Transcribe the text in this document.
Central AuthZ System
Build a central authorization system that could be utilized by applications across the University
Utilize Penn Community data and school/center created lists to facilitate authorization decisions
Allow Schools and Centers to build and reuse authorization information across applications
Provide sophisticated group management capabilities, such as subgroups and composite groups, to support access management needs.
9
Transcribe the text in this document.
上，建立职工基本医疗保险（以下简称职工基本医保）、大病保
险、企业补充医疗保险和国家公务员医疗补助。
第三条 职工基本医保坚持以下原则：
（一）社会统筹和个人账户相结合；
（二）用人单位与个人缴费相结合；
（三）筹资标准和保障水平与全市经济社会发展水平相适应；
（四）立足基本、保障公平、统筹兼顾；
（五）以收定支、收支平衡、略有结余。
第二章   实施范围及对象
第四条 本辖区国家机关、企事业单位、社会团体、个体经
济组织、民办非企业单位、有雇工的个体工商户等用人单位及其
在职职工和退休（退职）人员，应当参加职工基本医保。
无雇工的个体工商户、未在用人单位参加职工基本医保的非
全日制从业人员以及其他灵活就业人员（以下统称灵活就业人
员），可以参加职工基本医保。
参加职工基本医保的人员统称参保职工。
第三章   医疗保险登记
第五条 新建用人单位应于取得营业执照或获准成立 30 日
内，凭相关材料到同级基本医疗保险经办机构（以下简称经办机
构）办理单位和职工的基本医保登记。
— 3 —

********************

**WHAT IS BEING ASKED**
Scan the material above for the string "applications" and report each line where you find it.

**THE RESULT**
Build a central authorization system that could be utilized by applications across the University
Allow Schools and Centers to build and reuse authorization information across applications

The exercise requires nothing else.